OBJECTIVE:
Lines containing the word "JSON" should be extracted in full.

INPUT:
_ _ _ _

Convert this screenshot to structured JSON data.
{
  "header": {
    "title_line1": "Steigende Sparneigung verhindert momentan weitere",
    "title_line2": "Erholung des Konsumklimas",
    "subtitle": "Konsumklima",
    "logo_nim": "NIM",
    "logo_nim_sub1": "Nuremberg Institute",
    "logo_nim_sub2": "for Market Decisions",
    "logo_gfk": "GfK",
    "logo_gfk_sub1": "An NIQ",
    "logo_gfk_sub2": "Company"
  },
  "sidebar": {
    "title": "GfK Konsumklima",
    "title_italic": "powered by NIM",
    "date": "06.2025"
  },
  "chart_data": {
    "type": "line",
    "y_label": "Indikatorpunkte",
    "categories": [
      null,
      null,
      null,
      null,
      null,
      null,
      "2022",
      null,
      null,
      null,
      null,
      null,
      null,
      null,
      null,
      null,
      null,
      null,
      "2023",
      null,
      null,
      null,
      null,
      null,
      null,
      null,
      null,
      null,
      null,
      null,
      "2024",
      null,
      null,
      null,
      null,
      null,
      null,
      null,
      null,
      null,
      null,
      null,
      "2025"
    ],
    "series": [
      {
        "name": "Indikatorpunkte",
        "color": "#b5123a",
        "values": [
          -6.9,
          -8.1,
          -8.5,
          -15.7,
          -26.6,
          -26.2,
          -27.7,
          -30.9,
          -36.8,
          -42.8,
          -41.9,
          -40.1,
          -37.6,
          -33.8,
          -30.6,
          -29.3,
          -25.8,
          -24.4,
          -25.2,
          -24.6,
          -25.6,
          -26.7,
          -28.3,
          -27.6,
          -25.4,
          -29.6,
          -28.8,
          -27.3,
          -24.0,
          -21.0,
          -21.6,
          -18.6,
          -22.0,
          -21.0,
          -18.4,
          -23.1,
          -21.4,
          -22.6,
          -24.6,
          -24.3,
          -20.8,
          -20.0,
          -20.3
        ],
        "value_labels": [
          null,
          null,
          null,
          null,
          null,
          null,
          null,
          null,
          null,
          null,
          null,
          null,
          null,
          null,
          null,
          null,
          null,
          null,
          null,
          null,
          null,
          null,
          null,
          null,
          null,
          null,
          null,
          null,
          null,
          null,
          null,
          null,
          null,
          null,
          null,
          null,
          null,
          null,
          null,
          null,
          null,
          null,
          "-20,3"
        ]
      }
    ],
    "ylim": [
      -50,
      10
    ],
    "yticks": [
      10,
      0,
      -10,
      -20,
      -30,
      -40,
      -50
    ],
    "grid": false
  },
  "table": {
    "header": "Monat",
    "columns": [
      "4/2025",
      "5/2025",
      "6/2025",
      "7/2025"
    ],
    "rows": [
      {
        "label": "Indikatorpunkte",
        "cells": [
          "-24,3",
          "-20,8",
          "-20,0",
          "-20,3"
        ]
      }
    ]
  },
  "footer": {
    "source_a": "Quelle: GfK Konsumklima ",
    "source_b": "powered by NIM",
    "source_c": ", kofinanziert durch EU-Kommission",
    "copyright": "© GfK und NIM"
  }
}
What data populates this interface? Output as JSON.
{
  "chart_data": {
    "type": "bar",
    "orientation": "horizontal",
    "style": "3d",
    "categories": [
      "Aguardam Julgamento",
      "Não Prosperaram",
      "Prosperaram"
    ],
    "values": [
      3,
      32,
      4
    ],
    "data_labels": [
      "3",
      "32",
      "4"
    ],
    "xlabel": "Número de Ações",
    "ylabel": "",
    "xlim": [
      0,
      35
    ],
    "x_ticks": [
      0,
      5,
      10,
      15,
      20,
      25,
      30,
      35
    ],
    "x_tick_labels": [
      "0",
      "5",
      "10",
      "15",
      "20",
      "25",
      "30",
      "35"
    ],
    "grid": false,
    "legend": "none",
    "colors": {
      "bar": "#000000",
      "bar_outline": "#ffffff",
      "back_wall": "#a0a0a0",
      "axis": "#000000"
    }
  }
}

_ _ _ _

RESULT FOR THIS TASK:
Convert this screenshot to structured JSON data.
What data populates this interface? Output as JSON.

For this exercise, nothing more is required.